- _Information supplied_
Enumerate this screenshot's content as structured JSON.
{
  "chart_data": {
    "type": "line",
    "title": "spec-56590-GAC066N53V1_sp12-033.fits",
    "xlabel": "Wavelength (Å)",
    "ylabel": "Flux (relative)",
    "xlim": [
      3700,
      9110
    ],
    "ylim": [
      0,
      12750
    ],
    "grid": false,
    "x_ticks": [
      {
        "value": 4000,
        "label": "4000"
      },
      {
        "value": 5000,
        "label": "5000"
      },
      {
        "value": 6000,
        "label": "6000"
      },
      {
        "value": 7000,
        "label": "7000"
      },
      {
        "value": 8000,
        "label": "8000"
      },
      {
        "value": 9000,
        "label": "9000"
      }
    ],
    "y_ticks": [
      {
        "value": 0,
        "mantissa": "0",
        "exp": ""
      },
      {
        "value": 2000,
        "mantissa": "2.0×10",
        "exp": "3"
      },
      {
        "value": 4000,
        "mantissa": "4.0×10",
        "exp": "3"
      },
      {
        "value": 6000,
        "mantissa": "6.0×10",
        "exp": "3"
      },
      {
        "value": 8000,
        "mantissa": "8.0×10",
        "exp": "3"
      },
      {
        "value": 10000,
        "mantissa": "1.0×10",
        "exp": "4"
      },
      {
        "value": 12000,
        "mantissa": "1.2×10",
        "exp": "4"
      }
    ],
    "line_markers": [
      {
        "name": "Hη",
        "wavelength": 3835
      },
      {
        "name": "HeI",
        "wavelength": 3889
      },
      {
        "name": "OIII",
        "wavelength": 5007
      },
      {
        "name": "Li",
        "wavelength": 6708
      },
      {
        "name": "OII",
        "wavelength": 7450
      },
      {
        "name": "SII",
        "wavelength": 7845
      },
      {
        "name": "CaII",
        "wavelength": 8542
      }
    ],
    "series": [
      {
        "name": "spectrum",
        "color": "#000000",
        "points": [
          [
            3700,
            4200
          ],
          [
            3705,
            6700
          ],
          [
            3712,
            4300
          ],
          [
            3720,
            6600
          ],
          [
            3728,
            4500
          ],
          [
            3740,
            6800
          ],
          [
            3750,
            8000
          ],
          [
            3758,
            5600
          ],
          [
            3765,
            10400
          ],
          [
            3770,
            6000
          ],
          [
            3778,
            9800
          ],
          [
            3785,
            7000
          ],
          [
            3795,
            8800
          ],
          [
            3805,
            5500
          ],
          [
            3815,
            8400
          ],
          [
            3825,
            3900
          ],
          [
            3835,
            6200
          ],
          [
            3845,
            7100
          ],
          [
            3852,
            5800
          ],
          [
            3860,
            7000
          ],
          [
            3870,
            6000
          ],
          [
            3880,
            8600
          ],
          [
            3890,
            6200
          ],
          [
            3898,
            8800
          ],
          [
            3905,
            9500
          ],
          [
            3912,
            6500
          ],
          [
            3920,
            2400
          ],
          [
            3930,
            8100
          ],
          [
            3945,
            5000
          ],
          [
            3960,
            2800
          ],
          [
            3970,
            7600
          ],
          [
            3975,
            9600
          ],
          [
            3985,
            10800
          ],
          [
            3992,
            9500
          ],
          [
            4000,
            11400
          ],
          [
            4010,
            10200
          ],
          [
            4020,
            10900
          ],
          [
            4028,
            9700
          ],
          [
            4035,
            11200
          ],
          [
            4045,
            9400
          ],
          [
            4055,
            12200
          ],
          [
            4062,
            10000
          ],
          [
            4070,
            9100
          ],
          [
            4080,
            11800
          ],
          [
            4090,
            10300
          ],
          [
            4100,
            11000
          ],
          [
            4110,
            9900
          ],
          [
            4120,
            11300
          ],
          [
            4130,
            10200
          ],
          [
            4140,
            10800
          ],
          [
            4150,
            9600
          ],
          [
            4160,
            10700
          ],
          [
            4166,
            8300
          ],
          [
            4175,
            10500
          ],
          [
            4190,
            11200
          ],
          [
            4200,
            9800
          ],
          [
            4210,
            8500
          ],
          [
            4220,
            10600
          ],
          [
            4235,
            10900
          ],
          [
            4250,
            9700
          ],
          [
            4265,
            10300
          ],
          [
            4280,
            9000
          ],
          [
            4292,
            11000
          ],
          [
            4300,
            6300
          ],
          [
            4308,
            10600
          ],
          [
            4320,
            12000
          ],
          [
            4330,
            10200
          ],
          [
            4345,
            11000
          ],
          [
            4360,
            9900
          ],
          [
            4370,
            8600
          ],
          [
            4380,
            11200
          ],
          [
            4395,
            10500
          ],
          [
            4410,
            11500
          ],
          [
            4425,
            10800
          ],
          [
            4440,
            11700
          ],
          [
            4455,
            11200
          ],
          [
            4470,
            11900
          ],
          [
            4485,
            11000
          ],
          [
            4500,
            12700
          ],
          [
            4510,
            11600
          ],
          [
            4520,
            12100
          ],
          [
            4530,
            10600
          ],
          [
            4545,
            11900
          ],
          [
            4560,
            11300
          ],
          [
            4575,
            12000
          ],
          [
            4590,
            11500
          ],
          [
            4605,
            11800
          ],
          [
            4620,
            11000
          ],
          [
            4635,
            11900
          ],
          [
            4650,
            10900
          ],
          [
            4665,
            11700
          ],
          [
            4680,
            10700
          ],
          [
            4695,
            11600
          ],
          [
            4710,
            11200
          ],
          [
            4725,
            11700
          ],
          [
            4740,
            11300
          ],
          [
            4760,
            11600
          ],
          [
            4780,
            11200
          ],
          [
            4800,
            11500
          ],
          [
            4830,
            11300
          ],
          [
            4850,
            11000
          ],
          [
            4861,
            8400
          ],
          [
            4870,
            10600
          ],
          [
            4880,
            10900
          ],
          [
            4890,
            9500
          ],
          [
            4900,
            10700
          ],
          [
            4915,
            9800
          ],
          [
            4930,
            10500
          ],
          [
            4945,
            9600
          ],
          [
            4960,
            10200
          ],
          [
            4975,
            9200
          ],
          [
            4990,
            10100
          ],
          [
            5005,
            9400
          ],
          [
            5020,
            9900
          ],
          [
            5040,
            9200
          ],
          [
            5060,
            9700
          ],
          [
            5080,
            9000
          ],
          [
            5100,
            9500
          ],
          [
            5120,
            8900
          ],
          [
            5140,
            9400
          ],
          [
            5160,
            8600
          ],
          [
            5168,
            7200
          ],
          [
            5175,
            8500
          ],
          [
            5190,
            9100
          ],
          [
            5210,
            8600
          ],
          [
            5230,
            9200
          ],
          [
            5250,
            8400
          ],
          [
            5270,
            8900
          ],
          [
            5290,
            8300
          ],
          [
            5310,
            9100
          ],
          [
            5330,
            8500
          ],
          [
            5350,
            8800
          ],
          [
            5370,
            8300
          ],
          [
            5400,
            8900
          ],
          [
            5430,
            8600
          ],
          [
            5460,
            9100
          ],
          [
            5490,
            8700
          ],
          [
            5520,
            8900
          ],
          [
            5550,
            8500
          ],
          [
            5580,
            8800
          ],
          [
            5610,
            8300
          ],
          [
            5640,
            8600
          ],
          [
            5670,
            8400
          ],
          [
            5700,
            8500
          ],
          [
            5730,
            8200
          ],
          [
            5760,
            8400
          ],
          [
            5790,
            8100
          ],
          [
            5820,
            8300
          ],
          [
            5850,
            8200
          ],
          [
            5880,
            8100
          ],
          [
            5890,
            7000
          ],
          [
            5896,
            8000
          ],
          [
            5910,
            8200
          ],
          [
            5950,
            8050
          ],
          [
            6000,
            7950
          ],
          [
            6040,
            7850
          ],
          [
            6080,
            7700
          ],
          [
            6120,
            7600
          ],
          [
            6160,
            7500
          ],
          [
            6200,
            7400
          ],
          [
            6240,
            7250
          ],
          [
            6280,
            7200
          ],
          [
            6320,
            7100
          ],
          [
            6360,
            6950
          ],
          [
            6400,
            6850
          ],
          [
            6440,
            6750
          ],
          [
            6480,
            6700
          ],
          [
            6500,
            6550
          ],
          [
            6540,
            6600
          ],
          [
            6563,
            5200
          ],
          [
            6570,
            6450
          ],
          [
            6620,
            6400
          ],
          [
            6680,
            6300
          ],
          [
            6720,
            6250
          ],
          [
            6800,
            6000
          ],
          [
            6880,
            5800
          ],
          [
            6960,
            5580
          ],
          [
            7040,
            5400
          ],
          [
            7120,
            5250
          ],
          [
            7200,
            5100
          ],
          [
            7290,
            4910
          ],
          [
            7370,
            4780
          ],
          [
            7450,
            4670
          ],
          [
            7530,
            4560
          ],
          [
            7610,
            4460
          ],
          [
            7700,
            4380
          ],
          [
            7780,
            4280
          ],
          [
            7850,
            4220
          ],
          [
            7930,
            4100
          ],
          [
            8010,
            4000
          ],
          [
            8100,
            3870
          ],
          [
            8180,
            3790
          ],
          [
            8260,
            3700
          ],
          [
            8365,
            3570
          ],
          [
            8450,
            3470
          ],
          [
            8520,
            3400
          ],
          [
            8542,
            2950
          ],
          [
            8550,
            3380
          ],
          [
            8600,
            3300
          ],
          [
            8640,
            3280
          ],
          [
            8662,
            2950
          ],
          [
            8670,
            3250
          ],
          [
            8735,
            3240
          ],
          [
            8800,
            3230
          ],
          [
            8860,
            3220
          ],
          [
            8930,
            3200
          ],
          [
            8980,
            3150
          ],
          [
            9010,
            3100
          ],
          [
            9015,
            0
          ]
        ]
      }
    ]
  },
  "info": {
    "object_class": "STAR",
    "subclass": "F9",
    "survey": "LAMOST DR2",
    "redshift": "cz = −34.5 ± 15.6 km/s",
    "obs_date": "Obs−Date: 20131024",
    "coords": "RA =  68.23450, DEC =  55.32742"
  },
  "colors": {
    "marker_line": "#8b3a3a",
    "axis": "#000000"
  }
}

==

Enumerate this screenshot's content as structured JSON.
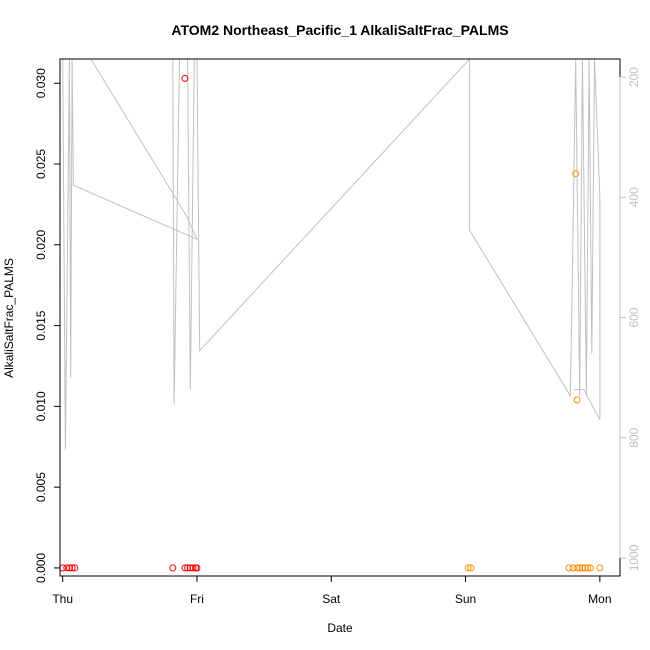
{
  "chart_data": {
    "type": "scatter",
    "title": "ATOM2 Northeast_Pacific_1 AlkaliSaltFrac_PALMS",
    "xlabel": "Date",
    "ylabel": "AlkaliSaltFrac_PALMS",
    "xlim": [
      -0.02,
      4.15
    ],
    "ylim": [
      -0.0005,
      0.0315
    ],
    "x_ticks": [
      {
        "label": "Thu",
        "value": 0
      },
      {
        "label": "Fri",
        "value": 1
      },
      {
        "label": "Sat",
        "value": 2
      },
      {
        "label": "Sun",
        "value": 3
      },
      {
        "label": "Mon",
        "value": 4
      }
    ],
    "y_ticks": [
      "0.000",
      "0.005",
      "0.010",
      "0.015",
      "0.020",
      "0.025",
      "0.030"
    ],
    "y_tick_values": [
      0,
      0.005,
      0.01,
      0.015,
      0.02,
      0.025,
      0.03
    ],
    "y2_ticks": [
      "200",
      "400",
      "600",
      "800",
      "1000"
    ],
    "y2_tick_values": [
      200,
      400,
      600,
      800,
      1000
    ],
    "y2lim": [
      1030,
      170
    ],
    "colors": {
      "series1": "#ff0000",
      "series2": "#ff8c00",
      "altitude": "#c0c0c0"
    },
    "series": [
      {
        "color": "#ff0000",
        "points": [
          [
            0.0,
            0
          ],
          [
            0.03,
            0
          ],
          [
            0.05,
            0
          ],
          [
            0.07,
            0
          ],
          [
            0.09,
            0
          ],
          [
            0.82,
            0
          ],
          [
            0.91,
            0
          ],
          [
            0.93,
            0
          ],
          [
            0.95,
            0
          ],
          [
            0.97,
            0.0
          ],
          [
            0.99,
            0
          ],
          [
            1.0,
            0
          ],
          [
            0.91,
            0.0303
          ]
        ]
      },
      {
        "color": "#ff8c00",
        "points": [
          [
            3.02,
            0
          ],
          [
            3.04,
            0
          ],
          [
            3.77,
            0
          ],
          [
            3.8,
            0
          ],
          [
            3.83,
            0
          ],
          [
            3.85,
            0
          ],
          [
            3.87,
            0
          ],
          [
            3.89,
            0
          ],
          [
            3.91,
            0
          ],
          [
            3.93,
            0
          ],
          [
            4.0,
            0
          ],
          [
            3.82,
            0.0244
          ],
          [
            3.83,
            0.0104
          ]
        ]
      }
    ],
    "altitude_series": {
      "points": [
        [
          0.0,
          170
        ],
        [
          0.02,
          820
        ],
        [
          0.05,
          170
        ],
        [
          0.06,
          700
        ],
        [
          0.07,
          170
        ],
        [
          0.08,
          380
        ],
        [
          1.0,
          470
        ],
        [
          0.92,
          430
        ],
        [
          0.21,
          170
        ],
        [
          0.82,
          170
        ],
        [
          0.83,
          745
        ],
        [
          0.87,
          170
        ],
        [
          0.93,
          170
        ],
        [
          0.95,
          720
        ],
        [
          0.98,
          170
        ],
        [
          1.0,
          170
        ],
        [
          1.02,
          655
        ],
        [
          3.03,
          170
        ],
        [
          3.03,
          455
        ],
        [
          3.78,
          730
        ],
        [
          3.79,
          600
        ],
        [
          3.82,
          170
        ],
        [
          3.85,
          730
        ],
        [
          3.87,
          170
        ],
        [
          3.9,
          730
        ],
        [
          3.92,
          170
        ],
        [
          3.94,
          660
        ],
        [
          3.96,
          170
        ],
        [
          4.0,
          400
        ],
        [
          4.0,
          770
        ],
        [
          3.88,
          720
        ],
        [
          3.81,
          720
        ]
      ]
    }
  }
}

--

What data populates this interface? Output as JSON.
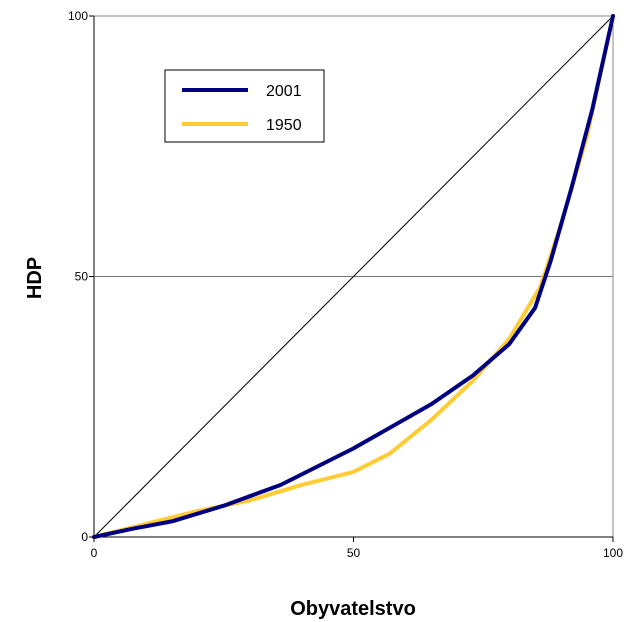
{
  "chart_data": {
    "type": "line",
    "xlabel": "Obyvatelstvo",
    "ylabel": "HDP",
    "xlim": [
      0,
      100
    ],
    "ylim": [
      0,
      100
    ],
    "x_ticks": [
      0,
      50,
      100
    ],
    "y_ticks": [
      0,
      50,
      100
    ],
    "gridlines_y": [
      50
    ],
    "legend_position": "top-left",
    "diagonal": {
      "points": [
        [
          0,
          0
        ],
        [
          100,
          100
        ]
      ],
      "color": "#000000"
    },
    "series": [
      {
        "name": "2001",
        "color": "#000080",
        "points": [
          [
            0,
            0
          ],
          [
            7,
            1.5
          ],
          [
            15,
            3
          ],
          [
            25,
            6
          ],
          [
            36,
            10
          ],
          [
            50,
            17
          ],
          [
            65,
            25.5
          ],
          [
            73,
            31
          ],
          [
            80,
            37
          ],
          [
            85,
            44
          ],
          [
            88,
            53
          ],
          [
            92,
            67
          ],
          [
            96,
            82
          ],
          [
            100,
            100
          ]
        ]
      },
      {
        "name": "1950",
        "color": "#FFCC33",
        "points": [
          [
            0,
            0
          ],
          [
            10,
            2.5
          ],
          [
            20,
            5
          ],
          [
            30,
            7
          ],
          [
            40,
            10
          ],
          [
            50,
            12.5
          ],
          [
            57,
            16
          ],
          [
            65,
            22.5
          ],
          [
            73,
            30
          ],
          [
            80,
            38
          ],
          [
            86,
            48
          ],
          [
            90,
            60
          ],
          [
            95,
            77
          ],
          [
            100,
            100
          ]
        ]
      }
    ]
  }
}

- _Given task_
Using the material above, copy every line in which the string "ylabel" occurs.

- _Completed exercise_
    "ylabel": "Flux (relative)",
    "ylabel": "AlkaliSaltFrac_PALMS",
    "ylabel": "HDP",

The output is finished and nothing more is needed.